What needs to be done >>
Using the listing below, report all lines holding the word "PHẦN".
------ Extracted entries ------
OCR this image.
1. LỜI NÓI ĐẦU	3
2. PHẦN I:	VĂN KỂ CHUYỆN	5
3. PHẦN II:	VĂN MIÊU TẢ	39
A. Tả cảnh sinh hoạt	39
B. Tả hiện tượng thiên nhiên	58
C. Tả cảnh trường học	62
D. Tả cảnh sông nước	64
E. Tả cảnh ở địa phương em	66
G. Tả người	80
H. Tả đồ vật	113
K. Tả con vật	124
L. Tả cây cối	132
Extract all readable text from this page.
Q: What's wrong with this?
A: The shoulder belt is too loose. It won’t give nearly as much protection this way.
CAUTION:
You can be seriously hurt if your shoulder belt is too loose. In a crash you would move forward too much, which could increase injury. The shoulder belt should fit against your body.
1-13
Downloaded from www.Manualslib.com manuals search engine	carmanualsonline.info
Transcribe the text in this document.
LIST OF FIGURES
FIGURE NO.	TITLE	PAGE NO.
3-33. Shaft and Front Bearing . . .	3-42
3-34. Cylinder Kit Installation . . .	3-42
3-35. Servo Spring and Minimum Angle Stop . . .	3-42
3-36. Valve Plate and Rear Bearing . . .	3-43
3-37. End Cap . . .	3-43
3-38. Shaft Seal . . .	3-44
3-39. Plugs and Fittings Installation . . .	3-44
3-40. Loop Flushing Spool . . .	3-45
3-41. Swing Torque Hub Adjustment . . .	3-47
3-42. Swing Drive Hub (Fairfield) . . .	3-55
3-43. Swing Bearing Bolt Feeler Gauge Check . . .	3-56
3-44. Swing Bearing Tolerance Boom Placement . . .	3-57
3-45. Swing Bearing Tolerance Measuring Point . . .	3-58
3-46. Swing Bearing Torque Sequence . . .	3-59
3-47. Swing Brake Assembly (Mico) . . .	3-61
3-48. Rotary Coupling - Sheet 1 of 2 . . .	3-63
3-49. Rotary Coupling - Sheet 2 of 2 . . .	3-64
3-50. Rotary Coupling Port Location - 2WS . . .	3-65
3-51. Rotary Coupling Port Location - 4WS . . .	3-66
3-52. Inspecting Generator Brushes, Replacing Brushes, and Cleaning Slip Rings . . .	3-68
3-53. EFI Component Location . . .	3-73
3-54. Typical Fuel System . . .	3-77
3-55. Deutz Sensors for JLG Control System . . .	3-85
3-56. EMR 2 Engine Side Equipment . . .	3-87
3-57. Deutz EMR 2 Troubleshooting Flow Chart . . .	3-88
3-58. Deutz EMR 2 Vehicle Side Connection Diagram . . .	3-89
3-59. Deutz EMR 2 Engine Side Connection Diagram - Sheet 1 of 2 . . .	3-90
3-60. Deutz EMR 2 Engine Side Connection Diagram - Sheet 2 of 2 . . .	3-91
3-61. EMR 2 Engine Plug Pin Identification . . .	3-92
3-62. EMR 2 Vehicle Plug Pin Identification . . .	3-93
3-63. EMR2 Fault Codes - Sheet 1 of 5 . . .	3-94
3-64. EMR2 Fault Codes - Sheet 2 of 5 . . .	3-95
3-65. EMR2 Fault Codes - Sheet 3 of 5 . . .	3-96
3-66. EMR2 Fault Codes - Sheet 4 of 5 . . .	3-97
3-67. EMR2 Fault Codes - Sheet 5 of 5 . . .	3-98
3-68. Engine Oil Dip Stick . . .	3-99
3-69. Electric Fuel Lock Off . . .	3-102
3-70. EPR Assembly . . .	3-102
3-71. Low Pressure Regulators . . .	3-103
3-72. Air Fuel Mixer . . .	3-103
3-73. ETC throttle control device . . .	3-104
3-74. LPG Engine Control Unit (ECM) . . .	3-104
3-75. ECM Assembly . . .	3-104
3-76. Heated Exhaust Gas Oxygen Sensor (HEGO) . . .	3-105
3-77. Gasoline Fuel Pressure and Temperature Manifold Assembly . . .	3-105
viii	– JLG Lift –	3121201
------
Result of this exercise >>
2. PHẦN I:	VĂN KỂ CHUYỆN	5
3. PHẦN II:	VĂN MIÊU TẢ	39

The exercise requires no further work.